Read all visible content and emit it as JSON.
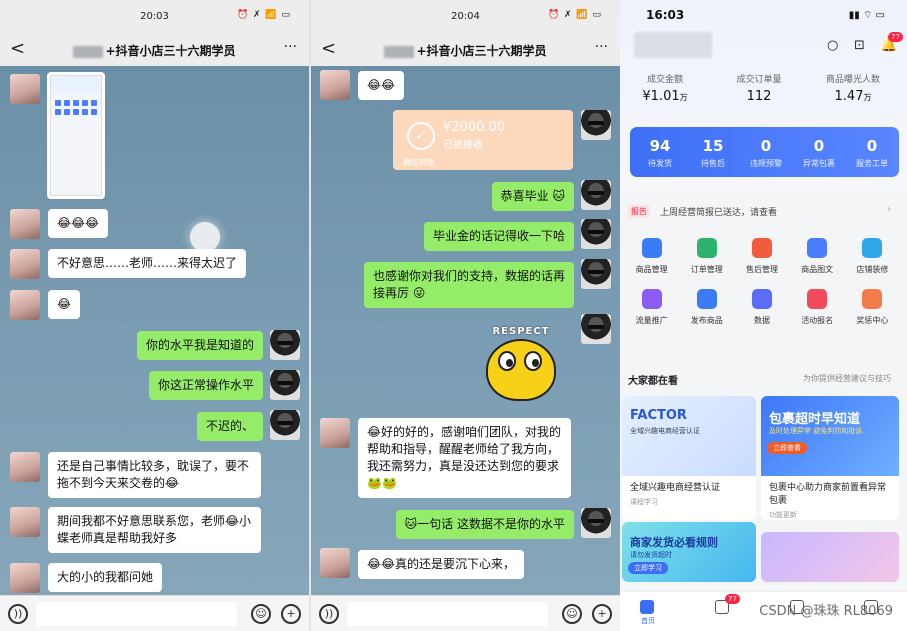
{
  "chat1": {
    "time": "20:03",
    "status_icons": "⏰ ✗ 📶 ▭",
    "title": "+抖音小店三十六期学员",
    "back": "<",
    "more": "···",
    "messages": [
      {
        "text": "😂😂😂"
      },
      {
        "text": "不好意思……老师……来得太迟了"
      },
      {
        "text": "😂"
      },
      {
        "text": "你的水平我是知道的"
      },
      {
        "text": "你这正常操作水平"
      },
      {
        "text": "不迟的、"
      },
      {
        "text": "还是自己事情比较多，耽误了，要不拖不到今天来交卷的😂"
      },
      {
        "text": "期间我都不好意思联系您，老师😂小蝶老师真是帮助我好多"
      },
      {
        "text": "大的小的我都问她"
      }
    ]
  },
  "chat2": {
    "time": "20:04",
    "status_icons": "⏰ ✗ 📶 ▭",
    "title": "+抖音小店三十六期学员",
    "back": "<",
    "more": "···",
    "first": "😂😂",
    "transfer": {
      "amount": "¥2000.00",
      "status": "已被接收",
      "footer": "微信转账"
    },
    "messages": [
      {
        "text": "恭喜毕业 🐱"
      },
      {
        "text": "毕业金的话记得收一下哈"
      },
      {
        "text": "也感谢你对我们的支持，数据的话再接再厉 😜"
      },
      {
        "text": "😂好的好的，感谢咱们团队，对我的帮助和指导，醒醒老师给了我方向，我还需努力，真是没还达到您的要求🐸🐸"
      },
      {
        "text": "🐱一句话 这数据不是你的水平"
      },
      {
        "text": "😂😂真的还是要沉下心来，"
      }
    ],
    "sticker_word": "RESPECT"
  },
  "input": {
    "voice": "))",
    "emoji": "☺",
    "plus": "+"
  },
  "app": {
    "time": "16:03",
    "status_icons": "▮▮ ⌔ ▭",
    "top_icons": [
      "○",
      "⊡",
      "🔔"
    ],
    "badge": "77",
    "metrics": [
      {
        "label": "成交金额",
        "value": "¥1.01",
        "unit": "万"
      },
      {
        "label": "成交订单量",
        "value": "112",
        "unit": ""
      },
      {
        "label": "商品曝光人数",
        "value": "1.47",
        "unit": "万"
      }
    ],
    "stats": [
      {
        "n": "94",
        "t": "待发货"
      },
      {
        "n": "15",
        "t": "待售后"
      },
      {
        "n": "0",
        "t": "违规预警"
      },
      {
        "n": "0",
        "t": "异常包裹"
      },
      {
        "n": "0",
        "t": "服务工单"
      }
    ],
    "notice": {
      "tag": "报告",
      "text": "上周经营简报已送达，请查看",
      "arrow": "›"
    },
    "tiles": [
      {
        "label": "商品管理",
        "color": "#3b7cf6"
      },
      {
        "label": "订单管理",
        "color": "#2db36b"
      },
      {
        "label": "售后管理",
        "color": "#f25c3c"
      },
      {
        "label": "商品图文",
        "color": "#4a7dfc"
      },
      {
        "label": "店铺装修",
        "color": "#2fa6e8"
      },
      {
        "label": "流量推广",
        "color": "#8a5cf5"
      },
      {
        "label": "发布商品",
        "color": "#3b7cf6"
      },
      {
        "label": "数据",
        "color": "#5b6cf5"
      },
      {
        "label": "活动报名",
        "color": "#f24a5a"
      },
      {
        "label": "奖惩中心",
        "color": "#f27b4a"
      }
    ],
    "section_title": "大家都在看",
    "section_hint": "为你提供经营建议与技巧",
    "cards": [
      {
        "banner_title": "FACTOR",
        "banner_sub": "全域兴趣电商经营认证",
        "title": "全域兴趣电商经营认证",
        "sub": "课程学习"
      },
      {
        "banner_title": "包裹超时早知道",
        "banner_sub": "及时处理异常 避免判罚和投诉",
        "pill": "立即查看",
        "title": "包裹中心助力商家前置看异常包裹",
        "sub": "功能更新"
      },
      {
        "banner_title": "商家发货必看规则",
        "banner_sub": "请勿发货超时",
        "pill": "立即学习",
        "title": "",
        "sub": ""
      }
    ],
    "nav": {
      "home": "首页",
      "msg_badge": "77"
    },
    "watermark": "CSDN @珠珠 RL8069"
  }
}
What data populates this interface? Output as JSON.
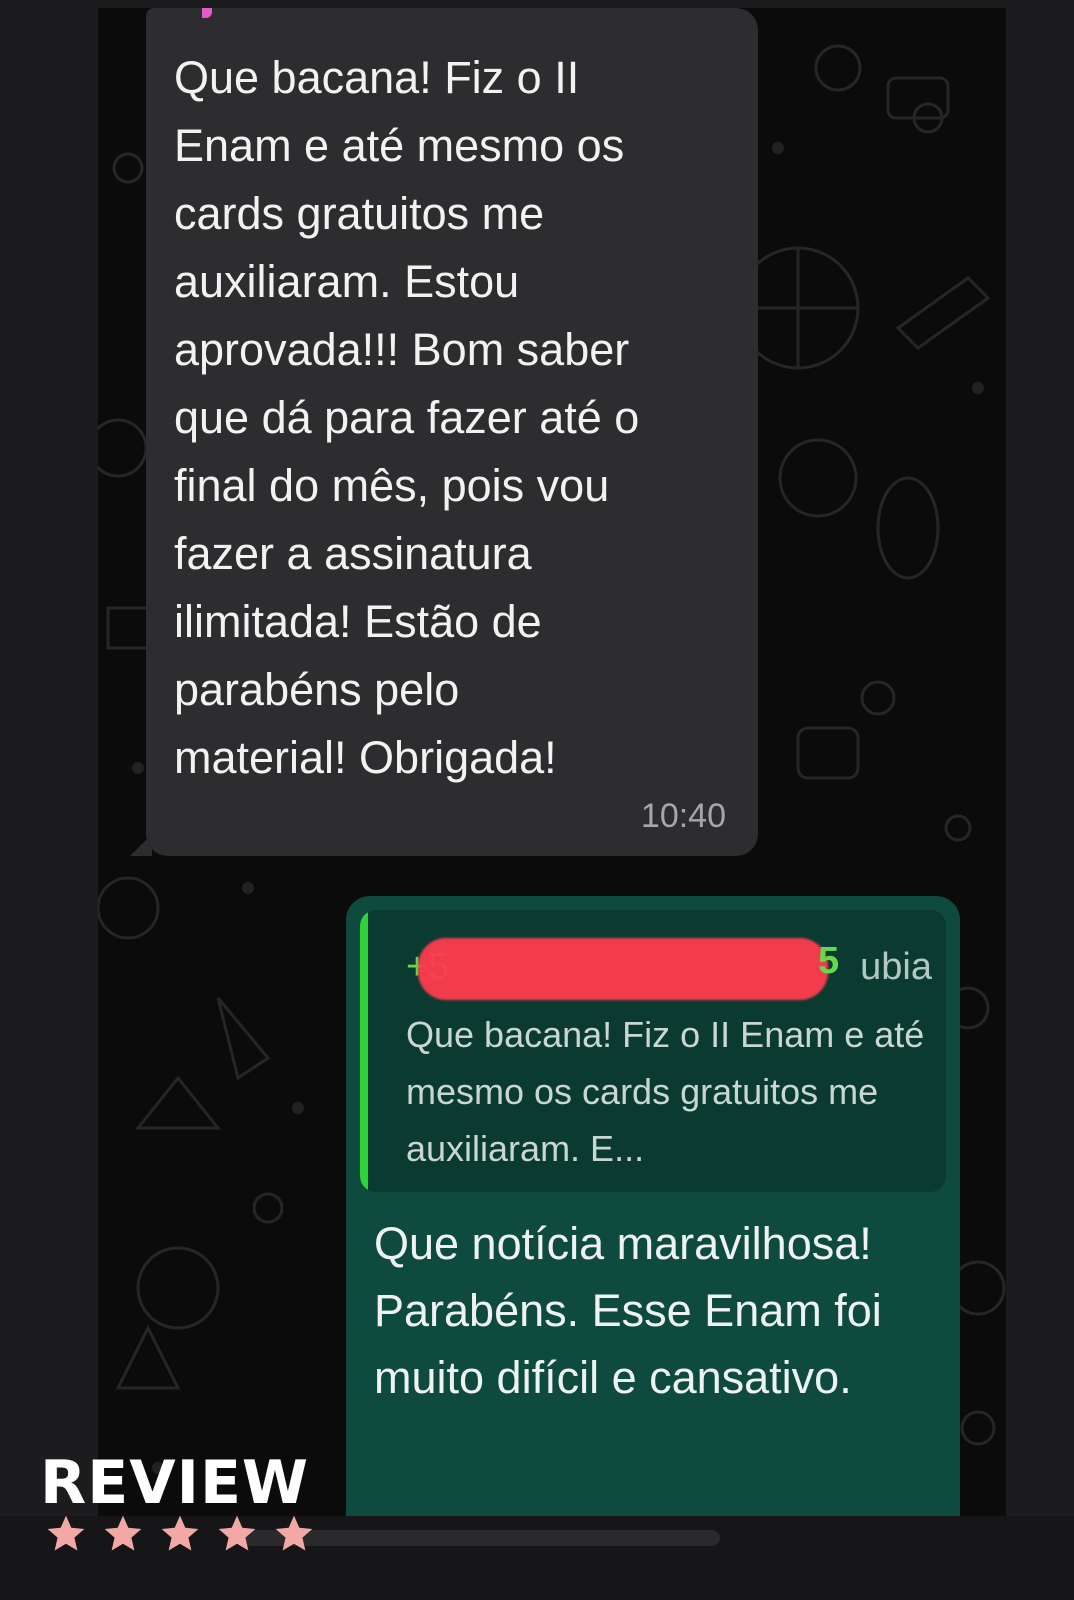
{
  "incoming_message": {
    "text": "Que bacana! Fiz o II\nEnam e até mesmo os\ncards gratuitos me\nauxiliaram. Estou\naprovada!!! Bom saber\nque dá para fazer até o\nfinal do mês, pois vou\nfazer a assinatura\nilimitada! Estão de\nparabéns pelo\nmaterial! Obrigada!",
    "time": "10:40"
  },
  "outgoing_message": {
    "quoted": {
      "author_prefix": "+5",
      "author_suffix": "5",
      "author_name_end": "ubia",
      "text": "Que bacana! Fiz o II Enam e até mesmo os cards gratuitos me auxiliaram. E..."
    },
    "text": "Que notícia maravilhosa! Parabéns. Esse Enam foi muito difícil e cansativo."
  },
  "overlay": {
    "label": "REVIEW",
    "stars": 5,
    "star_color": "#f2a9a6"
  },
  "colors": {
    "incoming_bubble": "#2d2d30",
    "outgoing_bubble": "#0e4a3d",
    "quote_bar": "#2ed33a",
    "redaction": "#ff3c4e"
  }
}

_Do this:_ The word "全域兴趣电商经营认证" may appear on some lines of these records; state how many such lines there are, and nothing else.

_Answer to the task:_ 2